Set task: Copy out, from the entries below, each line holding the string "wore".

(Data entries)
┄┄┄┄┄┄┄┄┄┄┄┄┄┄┄┄┄┄┄┄

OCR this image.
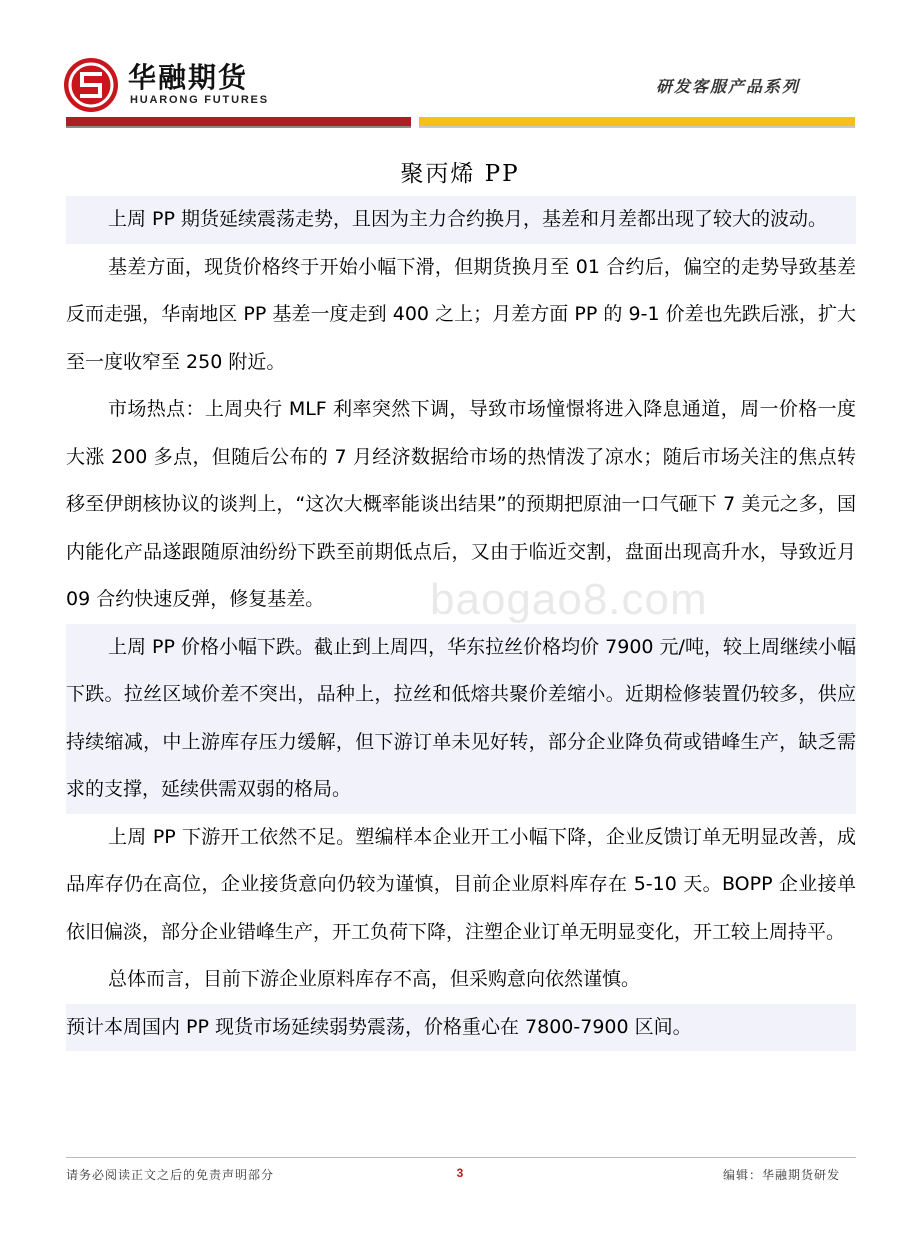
华融期货
HUARONG FUTURES
研发客服产品系列
聚丙烯 PP

上周 PP 期货延续震荡走势，且因为主力合约换月，基差和月差都出现了较大的波动。

基差方面，现货价格终于开始小幅下滑，但期货换月至 01 合约后，偏空的走势导致基差反而走强，华南地区 PP 基差一度走到 400 之上；月差方面 PP 的 9-1 价差也先跌后涨，扩大至一度收窄至 250 附近。

市场热点：上周央行 MLF 利率突然下调，导致市场憧憬将进入降息通道，周一价格一度大涨 200 多点，但随后公布的 7 月经济数据给市场的热情泼了凉水；随后市场关注的焦点转移至伊朗核协议的谈判上，“这次大概率能谈出结果”的预期把原油一口气砸下 7 美元之多，国内能化产品遂跟随原油纷纷下跌至前期低点后，又由于临近交割，盘面出现高升水，导致近月 09 合约快速反弹，修复基差。

上周 PP 价格小幅下跌。截止到上周四，华东拉丝价格均价 7900 元/吨，较上周继续小幅下跌。拉丝区域价差不突出，品种上，拉丝和低熔共聚价差缩小。近期检修装置仍较多，供应持续缩减，中上游库存压力缓解，但下游订单未见好转，部分企业降负荷或错峰生产，缺乏需求的支撑，延续供需双弱的格局。

上周 PP 下游开工依然不足。塑编样本企业开工小幅下降，企业反馈订单无明显改善，成品库存仍在高位，企业接货意向仍较为谨慎，目前企业原料库存在 5-10 天。BOPP 企业接单依旧偏淡，部分企业错峰生产，开工负荷下降，注塑企业订单无明显变化，开工较上周持平。

总体而言，目前下游企业原料库存不高，但采购意向依然谨慎。

预计本周国内 PP 现货市场延续弱势震荡，价格重心在 7800-7900 区间。

baogao8.com
请务必阅读正文之后的免责声明部分	3	编辑：华融期货研发
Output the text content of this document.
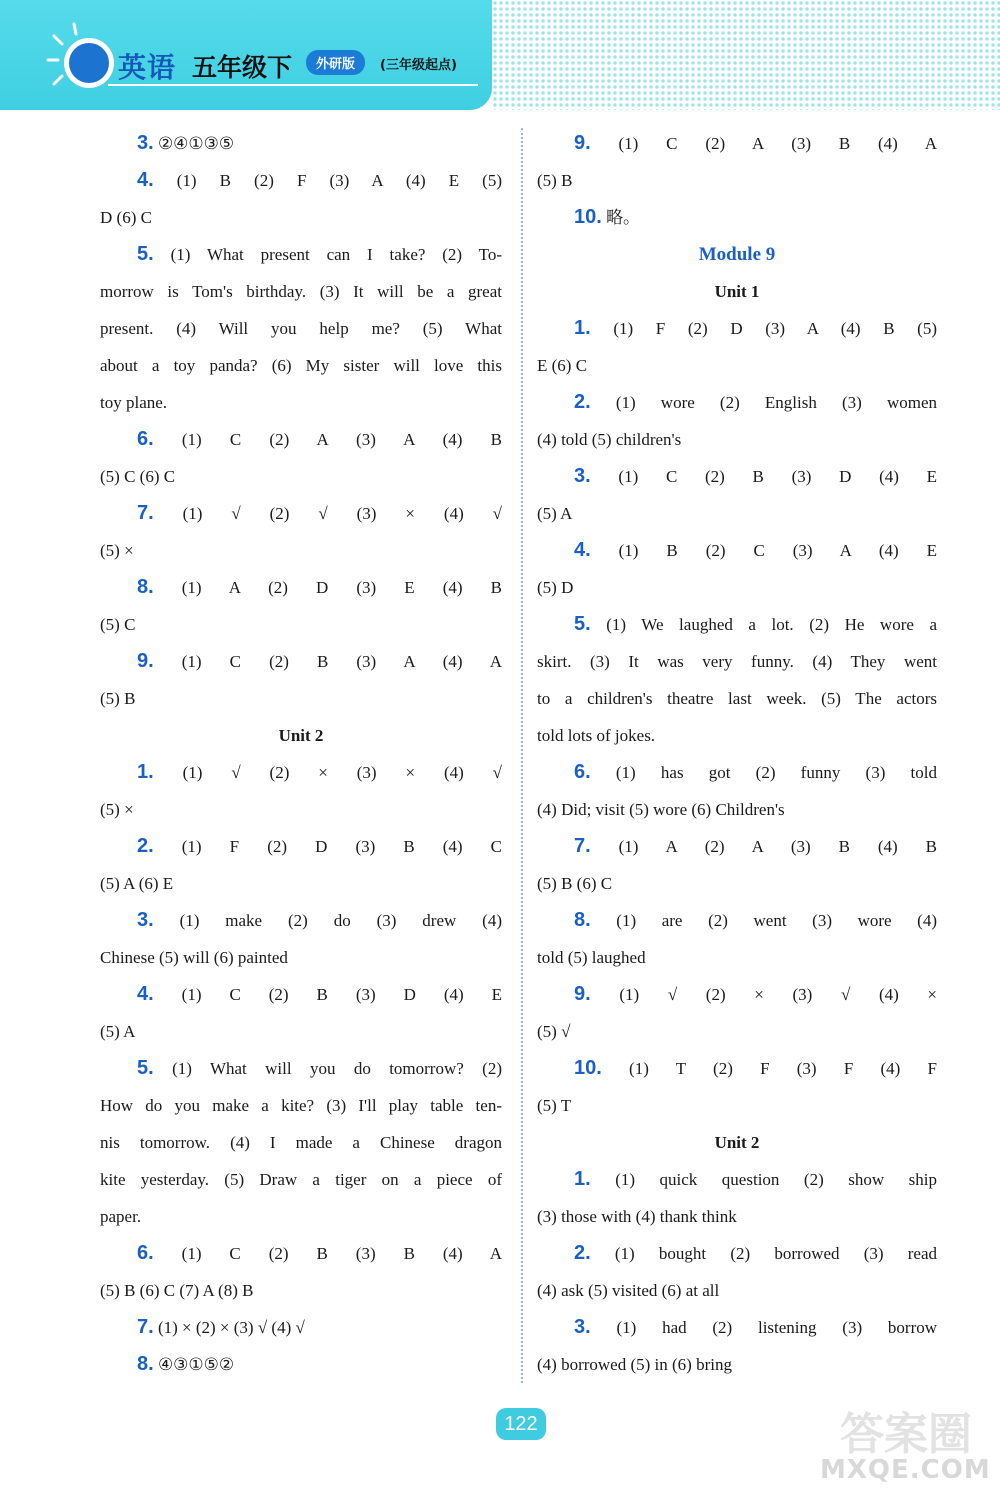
英语 五年级下	外研版	(三年级起点)
3. ②④①③⑤
4. (1) B (2) F (3) A (4) E (5)
D (6) C
5. (1) What present can I take? (2) To-
morrow is Tom's birthday. (3) It will be a great
present. (4) Will you help me? (5) What
about a toy panda? (6) My sister will love this
toy plane.
6. (1) C (2) A (3) A (4) B
(5) C (6) C
7. (1) √ (2) √ (3) × (4) √
(5) ×
8. (1) A (2) D (3) E (4) B
(5) C
9. (1) C (2) B (3) A (4) A
(5) B
Unit 2
1. (1) √ (2) × (3) × (4) √
(5) ×
2. (1) F (2) D (3) B (4) C
(5) A (6) E
3. (1) make (2) do (3) drew (4)
Chinese (5) will (6) painted
4. (1) C (2) B (3) D (4) E
(5) A
5. (1) What will you do tomorrow? (2)
How do you make a kite? (3) I'll play table ten-
nis tomorrow. (4) I made a Chinese dragon
kite yesterday. (5) Draw a tiger on a piece of
paper.
6. (1) C (2) B (3) B (4) A
(5) B (6) C (7) A (8) B
7. (1) × (2) × (3) √ (4) √
8. ④③①⑤②
9. (1) C (2) A (3) B (4) A
(5) B
10. 略。
Module 9
Unit 1
1. (1) F (2) D (3) A (4) B (5)
E (6) C
2. (1) wore (2) English (3) women
(4) told (5) children's
3. (1) C (2) B (3) D (4) E
(5) A
4. (1) B (2) C (3) A (4) E
(5) D
5. (1) We laughed a lot. (2) He wore a
skirt. (3) It was very funny. (4) They went
to a children's theatre last week. (5) The actors
told lots of jokes.
6. (1) has got (2) funny (3) told
(4) Did; visit (5) wore (6) Children's
7. (1) A (2) A (3) B (4) B
(5) B (6) C
8. (1) are (2) went (3) wore (4)
told (5) laughed
9. (1) √ (2) × (3) √ (4) ×
(5) √
10. (1) T (2) F (3) F (4) F
(5) T
Unit 2
1. (1) quick question (2) show ship
(3) those with (4) thank think
2. (1) bought (2) borrowed (3) read
(4) ask (5) visited (6) at all
3. (1) had (2) listening (3) borrow
(4) borrowed (5) in (6) bring
122	答案圈
MXQE.COM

┄┄┄┄┄┄┄┄┄┄┄┄┄┄┄┄┄┄┄┄

Answer to the exercise:
2. (1) wore (2) English (3) women
5. (1) We laughed a lot. (2) He wore a
(4) Did; visit (5) wore (6) Children's
8. (1) are (2) went (3) wore (4)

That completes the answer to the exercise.